# Records for this task:
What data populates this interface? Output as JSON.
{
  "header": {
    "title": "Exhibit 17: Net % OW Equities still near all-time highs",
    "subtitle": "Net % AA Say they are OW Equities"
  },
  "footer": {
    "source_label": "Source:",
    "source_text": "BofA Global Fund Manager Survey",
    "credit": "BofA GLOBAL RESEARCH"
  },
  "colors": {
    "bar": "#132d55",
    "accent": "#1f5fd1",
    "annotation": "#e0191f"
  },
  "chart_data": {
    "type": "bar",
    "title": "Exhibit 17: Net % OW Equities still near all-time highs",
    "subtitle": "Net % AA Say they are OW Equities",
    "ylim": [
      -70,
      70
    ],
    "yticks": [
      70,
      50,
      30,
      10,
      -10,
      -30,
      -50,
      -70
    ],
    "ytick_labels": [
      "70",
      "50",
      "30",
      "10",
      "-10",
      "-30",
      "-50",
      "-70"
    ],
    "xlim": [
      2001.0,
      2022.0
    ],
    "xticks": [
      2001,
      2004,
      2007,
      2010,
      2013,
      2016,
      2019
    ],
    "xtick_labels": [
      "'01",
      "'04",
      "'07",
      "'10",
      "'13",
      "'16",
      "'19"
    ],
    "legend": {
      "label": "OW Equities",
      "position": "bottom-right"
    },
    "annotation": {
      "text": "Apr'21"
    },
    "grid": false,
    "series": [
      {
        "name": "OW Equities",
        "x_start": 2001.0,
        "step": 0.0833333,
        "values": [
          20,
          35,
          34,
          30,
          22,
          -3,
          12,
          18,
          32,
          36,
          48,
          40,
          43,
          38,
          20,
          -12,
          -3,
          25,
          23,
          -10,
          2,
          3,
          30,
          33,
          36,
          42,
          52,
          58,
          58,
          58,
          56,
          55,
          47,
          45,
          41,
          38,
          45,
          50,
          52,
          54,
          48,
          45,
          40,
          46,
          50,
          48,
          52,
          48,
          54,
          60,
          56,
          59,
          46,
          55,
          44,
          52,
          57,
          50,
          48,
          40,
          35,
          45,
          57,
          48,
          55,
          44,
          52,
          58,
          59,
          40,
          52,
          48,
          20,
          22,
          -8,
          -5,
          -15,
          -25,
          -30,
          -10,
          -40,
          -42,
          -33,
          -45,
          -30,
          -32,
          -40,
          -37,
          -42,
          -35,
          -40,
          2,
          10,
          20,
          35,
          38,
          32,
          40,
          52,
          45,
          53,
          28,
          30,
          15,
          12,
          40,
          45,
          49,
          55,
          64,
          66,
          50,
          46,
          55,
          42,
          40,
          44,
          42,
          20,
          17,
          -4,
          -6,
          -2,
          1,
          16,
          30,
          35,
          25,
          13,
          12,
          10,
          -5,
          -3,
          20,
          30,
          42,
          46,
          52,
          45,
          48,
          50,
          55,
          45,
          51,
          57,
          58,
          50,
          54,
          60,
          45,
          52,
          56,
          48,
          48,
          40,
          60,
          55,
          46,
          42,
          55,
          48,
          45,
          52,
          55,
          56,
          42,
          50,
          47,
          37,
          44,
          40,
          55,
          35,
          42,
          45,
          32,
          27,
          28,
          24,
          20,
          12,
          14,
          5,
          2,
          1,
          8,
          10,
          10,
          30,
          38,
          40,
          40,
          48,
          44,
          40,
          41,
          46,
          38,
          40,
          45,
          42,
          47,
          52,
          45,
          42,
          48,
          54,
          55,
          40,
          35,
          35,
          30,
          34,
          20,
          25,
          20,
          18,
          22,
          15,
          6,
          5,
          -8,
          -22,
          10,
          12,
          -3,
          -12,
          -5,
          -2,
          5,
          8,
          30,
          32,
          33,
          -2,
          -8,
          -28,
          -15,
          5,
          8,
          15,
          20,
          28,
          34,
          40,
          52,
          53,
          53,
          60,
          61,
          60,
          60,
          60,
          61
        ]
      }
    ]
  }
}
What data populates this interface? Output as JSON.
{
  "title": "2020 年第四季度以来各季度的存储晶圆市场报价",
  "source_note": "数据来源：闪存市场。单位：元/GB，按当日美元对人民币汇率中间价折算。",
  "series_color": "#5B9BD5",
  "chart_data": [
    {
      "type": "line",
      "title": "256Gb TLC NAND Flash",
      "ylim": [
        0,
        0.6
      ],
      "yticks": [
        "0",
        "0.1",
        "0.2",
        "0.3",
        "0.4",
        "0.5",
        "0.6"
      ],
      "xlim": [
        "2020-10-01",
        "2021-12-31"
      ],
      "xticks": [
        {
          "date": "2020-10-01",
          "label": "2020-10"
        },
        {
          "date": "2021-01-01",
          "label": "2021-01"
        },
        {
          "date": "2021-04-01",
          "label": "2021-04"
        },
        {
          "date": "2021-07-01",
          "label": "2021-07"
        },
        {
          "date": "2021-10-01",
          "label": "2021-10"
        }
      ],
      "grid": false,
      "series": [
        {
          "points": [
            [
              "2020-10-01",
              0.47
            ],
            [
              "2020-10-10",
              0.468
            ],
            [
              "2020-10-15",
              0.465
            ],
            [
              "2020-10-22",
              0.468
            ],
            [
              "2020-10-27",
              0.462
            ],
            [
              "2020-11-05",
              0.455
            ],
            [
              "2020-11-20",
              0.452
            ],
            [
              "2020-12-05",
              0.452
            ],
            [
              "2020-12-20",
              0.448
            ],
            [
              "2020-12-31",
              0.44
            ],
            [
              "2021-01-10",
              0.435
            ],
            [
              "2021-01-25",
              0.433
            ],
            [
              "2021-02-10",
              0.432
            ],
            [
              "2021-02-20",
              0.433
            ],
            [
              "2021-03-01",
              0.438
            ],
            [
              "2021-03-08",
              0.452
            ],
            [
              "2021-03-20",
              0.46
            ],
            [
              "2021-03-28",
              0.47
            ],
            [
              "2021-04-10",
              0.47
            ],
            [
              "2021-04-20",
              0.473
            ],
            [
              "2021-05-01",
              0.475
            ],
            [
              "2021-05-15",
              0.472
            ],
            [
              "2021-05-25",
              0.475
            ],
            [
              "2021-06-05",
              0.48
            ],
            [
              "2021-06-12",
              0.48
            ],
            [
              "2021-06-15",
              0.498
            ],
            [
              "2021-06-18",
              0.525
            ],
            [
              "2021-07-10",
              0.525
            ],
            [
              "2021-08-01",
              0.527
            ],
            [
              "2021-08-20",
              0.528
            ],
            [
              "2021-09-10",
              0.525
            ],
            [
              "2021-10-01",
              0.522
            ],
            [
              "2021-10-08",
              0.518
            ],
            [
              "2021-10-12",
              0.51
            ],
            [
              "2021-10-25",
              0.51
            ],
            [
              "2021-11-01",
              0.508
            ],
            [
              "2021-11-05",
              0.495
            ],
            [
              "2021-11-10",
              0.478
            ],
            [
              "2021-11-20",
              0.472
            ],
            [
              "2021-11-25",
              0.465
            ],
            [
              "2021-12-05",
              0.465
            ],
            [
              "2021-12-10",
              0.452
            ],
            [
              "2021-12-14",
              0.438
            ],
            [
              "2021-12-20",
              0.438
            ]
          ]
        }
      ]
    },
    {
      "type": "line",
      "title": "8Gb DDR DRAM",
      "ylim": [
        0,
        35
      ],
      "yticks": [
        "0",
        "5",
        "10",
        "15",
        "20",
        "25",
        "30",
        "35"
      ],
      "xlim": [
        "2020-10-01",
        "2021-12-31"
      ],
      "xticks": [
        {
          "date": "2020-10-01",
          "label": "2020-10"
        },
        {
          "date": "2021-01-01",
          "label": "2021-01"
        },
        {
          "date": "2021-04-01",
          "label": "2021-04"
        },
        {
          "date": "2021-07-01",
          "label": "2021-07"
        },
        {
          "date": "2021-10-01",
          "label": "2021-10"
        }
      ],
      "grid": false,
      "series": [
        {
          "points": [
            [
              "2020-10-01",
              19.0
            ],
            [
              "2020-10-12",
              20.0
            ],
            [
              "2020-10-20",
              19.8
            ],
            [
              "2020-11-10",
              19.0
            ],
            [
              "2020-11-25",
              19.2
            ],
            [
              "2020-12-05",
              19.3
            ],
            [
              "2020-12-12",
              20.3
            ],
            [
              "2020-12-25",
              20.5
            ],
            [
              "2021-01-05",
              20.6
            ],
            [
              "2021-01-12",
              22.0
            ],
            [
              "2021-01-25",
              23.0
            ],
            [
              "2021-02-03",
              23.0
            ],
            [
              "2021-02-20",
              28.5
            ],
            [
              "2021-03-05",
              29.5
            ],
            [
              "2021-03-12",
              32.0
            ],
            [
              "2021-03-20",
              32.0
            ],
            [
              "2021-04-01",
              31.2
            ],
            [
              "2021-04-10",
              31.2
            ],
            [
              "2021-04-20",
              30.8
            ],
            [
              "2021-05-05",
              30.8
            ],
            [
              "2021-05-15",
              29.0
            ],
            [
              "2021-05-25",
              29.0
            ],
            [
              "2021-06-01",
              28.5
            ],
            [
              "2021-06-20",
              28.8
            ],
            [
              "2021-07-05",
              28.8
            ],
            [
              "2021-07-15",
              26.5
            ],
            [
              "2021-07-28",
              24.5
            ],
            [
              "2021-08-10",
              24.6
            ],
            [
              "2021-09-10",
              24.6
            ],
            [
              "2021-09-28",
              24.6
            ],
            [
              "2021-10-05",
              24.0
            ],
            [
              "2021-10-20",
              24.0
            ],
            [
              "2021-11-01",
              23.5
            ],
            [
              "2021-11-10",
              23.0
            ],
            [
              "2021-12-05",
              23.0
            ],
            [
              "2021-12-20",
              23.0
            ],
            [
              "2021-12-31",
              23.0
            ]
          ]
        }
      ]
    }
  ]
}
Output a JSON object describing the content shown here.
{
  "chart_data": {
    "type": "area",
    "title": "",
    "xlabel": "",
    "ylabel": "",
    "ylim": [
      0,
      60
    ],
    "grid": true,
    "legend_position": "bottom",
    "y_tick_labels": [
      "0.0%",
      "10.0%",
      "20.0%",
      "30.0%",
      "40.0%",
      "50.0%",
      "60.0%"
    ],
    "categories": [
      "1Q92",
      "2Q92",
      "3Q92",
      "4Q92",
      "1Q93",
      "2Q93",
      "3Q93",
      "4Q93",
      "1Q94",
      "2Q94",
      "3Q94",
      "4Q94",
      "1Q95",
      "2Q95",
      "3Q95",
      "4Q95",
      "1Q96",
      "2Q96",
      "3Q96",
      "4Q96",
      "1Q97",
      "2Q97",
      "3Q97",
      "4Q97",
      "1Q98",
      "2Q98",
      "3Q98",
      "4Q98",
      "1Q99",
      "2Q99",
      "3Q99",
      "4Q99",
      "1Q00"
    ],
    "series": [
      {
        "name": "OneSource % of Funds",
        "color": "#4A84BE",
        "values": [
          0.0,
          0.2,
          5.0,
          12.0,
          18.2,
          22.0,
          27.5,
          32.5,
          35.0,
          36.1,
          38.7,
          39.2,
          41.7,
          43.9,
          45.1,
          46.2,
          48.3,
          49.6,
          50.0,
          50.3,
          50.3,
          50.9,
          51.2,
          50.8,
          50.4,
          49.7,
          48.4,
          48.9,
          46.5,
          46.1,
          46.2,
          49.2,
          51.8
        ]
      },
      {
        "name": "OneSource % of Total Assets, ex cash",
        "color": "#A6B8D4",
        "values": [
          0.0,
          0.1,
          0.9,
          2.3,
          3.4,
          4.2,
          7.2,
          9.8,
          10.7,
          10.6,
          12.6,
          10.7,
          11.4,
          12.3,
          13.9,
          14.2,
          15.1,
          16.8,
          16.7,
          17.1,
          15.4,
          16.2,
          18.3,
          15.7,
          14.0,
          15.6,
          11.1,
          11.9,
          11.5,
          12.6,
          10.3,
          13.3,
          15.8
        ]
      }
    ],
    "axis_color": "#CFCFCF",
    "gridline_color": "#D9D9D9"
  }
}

# Given exercise:
Copy the lines from the entries above in which the word "subtitle" appears.

# The response:
    "subtitle": "Net % AA Say they are OW Equities"
    "subtitle": "Net % AA Say they are OW Equities",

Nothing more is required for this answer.